(begin)

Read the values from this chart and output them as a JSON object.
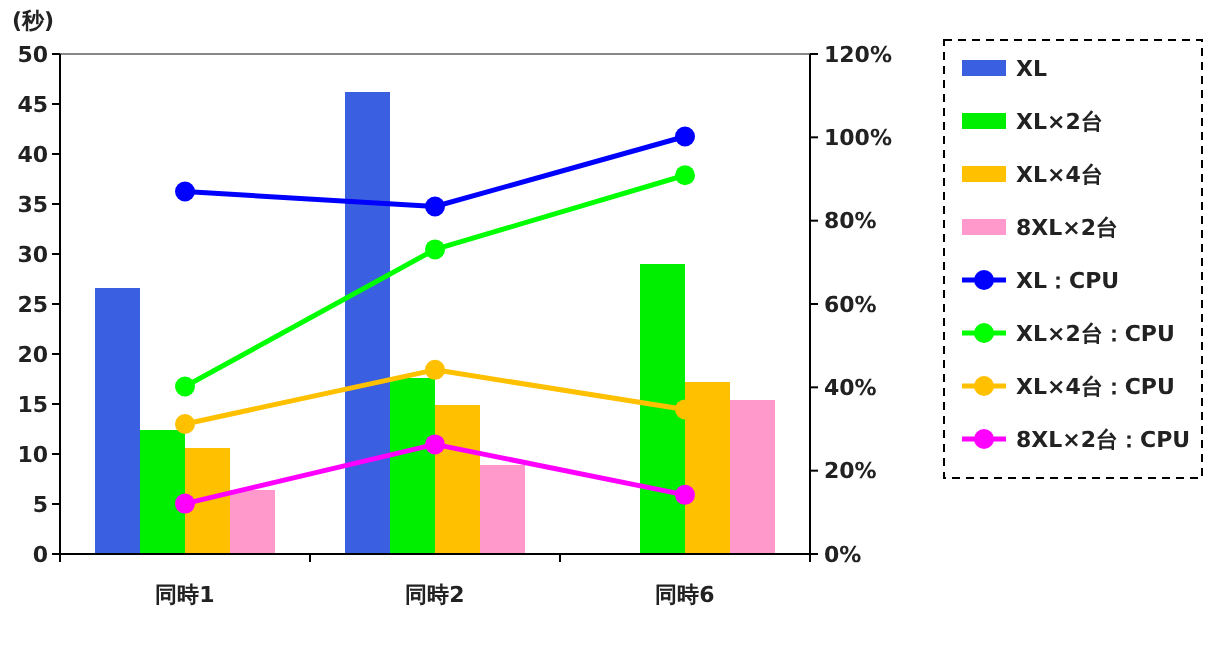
{
  "chart_data": {
    "type": "bar",
    "ylabel": "(秒)",
    "categories": [
      "同時1",
      "同時2",
      "同時6"
    ],
    "series": [
      {
        "name": "XL",
        "color": "#3a5fe0",
        "values": [
          26.6,
          46.2,
          null
        ]
      },
      {
        "name": "XL×2台",
        "color": "#00ee00",
        "values": [
          12.4,
          17.6,
          29.0
        ]
      },
      {
        "name": "XL×4台",
        "color": "#ffc000",
        "values": [
          10.6,
          14.9,
          17.2
        ]
      },
      {
        "name": "8XL×2台",
        "color": "#ff99cc",
        "values": [
          6.4,
          8.9,
          15.4
        ]
      },
      {
        "name": "XL：CPU",
        "type": "line",
        "axis": "y2",
        "color": "#0000ff",
        "values": [
          87,
          83.4,
          100.2
        ]
      },
      {
        "name": "XL×2台：CPU",
        "type": "line",
        "axis": "y2",
        "color": "#00ff00",
        "values": [
          40.2,
          73.1,
          90.9
        ]
      },
      {
        "name": "XL×4台：CPU",
        "type": "line",
        "axis": "y2",
        "color": "#ffc000",
        "values": [
          31.2,
          44.2,
          34.7
        ]
      },
      {
        "name": "8XL×2台：CPU",
        "type": "line",
        "axis": "y2",
        "color": "#ff00ff",
        "values": [
          12.1,
          26.3,
          14.2
        ]
      }
    ],
    "ylim": [
      0,
      50
    ],
    "yticks": [
      0,
      5,
      10,
      15,
      20,
      25,
      30,
      35,
      40,
      45,
      50
    ],
    "y2lim": [
      0,
      120
    ],
    "y2ticks": [
      {
        "value": 0,
        "label": "0%"
      },
      {
        "value": 20,
        "label": "20%"
      },
      {
        "value": 40,
        "label": "40%"
      },
      {
        "value": 60,
        "label": "60%"
      },
      {
        "value": 80,
        "label": "80%"
      },
      {
        "value": 100,
        "label": "100%"
      },
      {
        "value": 120,
        "label": "120%"
      }
    ],
    "grid": false,
    "legend": "right",
    "marker": "circle"
  }
}
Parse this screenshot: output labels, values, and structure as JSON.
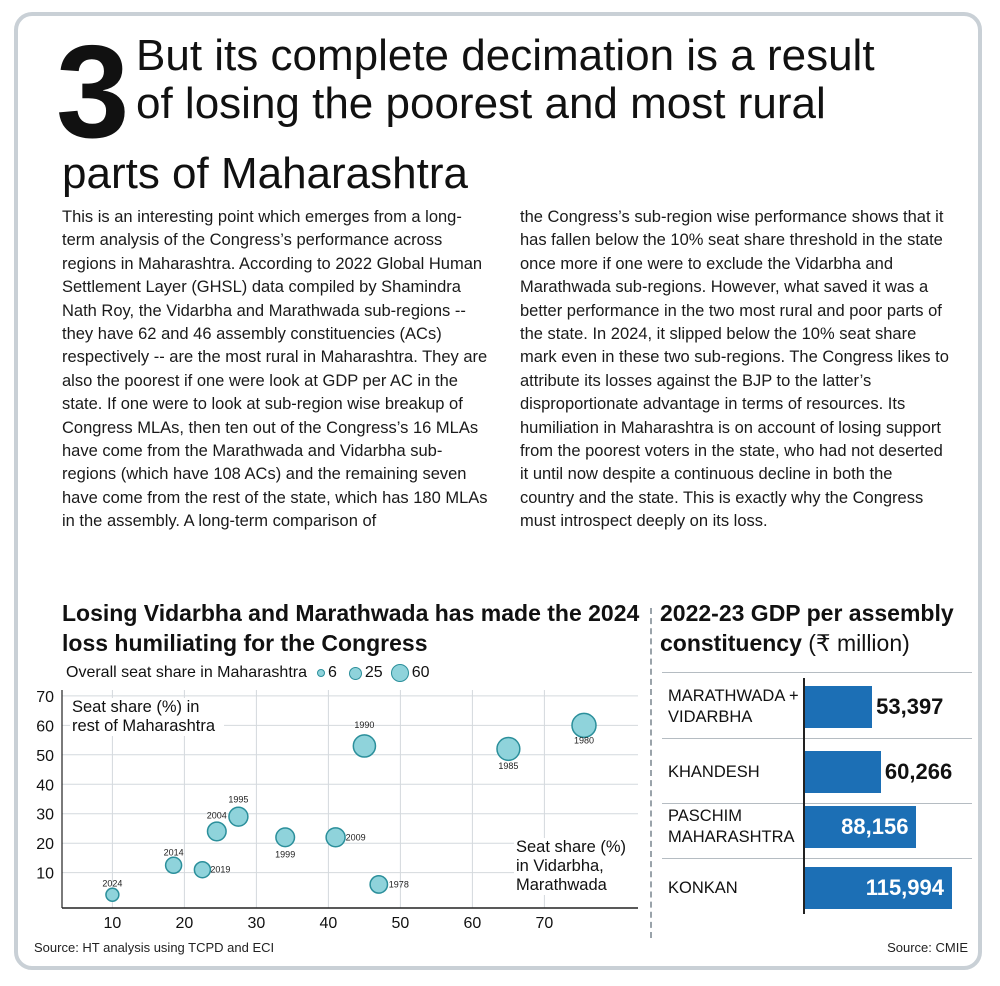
{
  "header": {
    "number": "3",
    "headline_line1": "But its complete decimation is a result",
    "headline_line2": "of losing the poorest and most rural",
    "headline_line3": "parts of Maharashtra"
  },
  "article": {
    "left_column": "This is an interesting point which emerges from a long-term analysis of the Congress’s performance across regions in Maharashtra. According to 2022 Global Human Settlement Layer (GHSL) data compiled by Shamindra Nath Roy, the Vidarbha and Marathwada sub-regions -- they have 62 and 46 assembly constituencies (ACs) respectively -- are the most rural in Maharashtra. They are also the poorest if one were look at GDP per AC in the state. If one were to look at sub-region wise breakup of Congress MLAs, then ten out of the Congress’s 16 MLAs have come from the Marathwada and Vidarbha sub-regions (which have 108 ACs) and the remaining seven have come from the rest of the state, which has 180 MLAs in the assembly. A long-term comparison of",
    "right_column": "the Congress’s sub-region wise performance shows that it has fallen below the 10% seat share threshold in the state once more if one were to exclude the Vidarbha and Marathwada sub-regions. However, what saved it was a better performance in the two most rural and poor parts of the state. In 2024, it slipped below the 10% seat share mark even in these two sub-regions. The Congress likes to attribute its losses against the BJP to the latter’s disproportionate advantage in terms of resources. Its humiliation in Maharashtra is on account of losing support from the poorest voters in the state, who had not deserted it until now despite a continuous decline in both the country and the state. This is exactly why the Congress must introspect deeply on its loss."
  },
  "chart_data": [
    {
      "type": "scatter",
      "title": "Losing Vidarbha and Marathwada has made the 2024 loss humiliating for the Congress",
      "xlabel": "Seat share (%) in Vidarbha, Marathwada",
      "ylabel": "Seat share (%) in rest of Maharashtra",
      "xlim": [
        3,
        83
      ],
      "ylim": [
        -2,
        72
      ],
      "x_ticks": [
        10,
        20,
        30,
        40,
        50,
        60,
        70
      ],
      "y_ticks": [
        10,
        20,
        30,
        40,
        50,
        60,
        70
      ],
      "grid": true,
      "size_legend": {
        "label": "Overall seat share in Maharashtra",
        "values": [
          6,
          25,
          60
        ]
      },
      "marker_color": "#8fd3db",
      "marker_edge": "#2b8f9b",
      "points": [
        {
          "label": "1980",
          "x": 75.5,
          "y": 60,
          "size": 64
        },
        {
          "label": "1985",
          "x": 65,
          "y": 52,
          "size": 55
        },
        {
          "label": "1990",
          "x": 45,
          "y": 53,
          "size": 50
        },
        {
          "label": "1995",
          "x": 27.5,
          "y": 29,
          "size": 30
        },
        {
          "label": "2004",
          "x": 24.5,
          "y": 24,
          "size": 28
        },
        {
          "label": "1999",
          "x": 34,
          "y": 22,
          "size": 28
        },
        {
          "label": "2009",
          "x": 41,
          "y": 22,
          "size": 30
        },
        {
          "label": "2014",
          "x": 18.5,
          "y": 12.5,
          "size": 16
        },
        {
          "label": "2019",
          "x": 22.5,
          "y": 11,
          "size": 16
        },
        {
          "label": "1978",
          "x": 47,
          "y": 6,
          "size": 22
        },
        {
          "label": "2024",
          "x": 10,
          "y": 2.5,
          "size": 6
        }
      ],
      "source": "Source: HT analysis using TCPD and ECI"
    },
    {
      "type": "bar",
      "orientation": "horizontal",
      "title": "2022-23 GDP per assembly constituency",
      "unit": "(₹ million)",
      "categories": [
        "MARATHWADA + VIDARBHA",
        "KHANDESH",
        "PASCHIM MAHARASHTRA",
        "KONKAN"
      ],
      "values": [
        53397,
        60266,
        88156,
        115994
      ],
      "value_labels": [
        "53,397",
        "60,266",
        "88,156",
        "115,994"
      ],
      "bar_color": "#1c6fb5",
      "source": "Source: CMIE"
    }
  ]
}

(end)

### WHAT IS BEING ASKED
Look through the entries above. Extract each line with the word "JSON".

### WRITTEN ANSWER
Read the values from this chart and output them as a JSON object.
Parse this screenshot: output labels, values, and structure as JSON.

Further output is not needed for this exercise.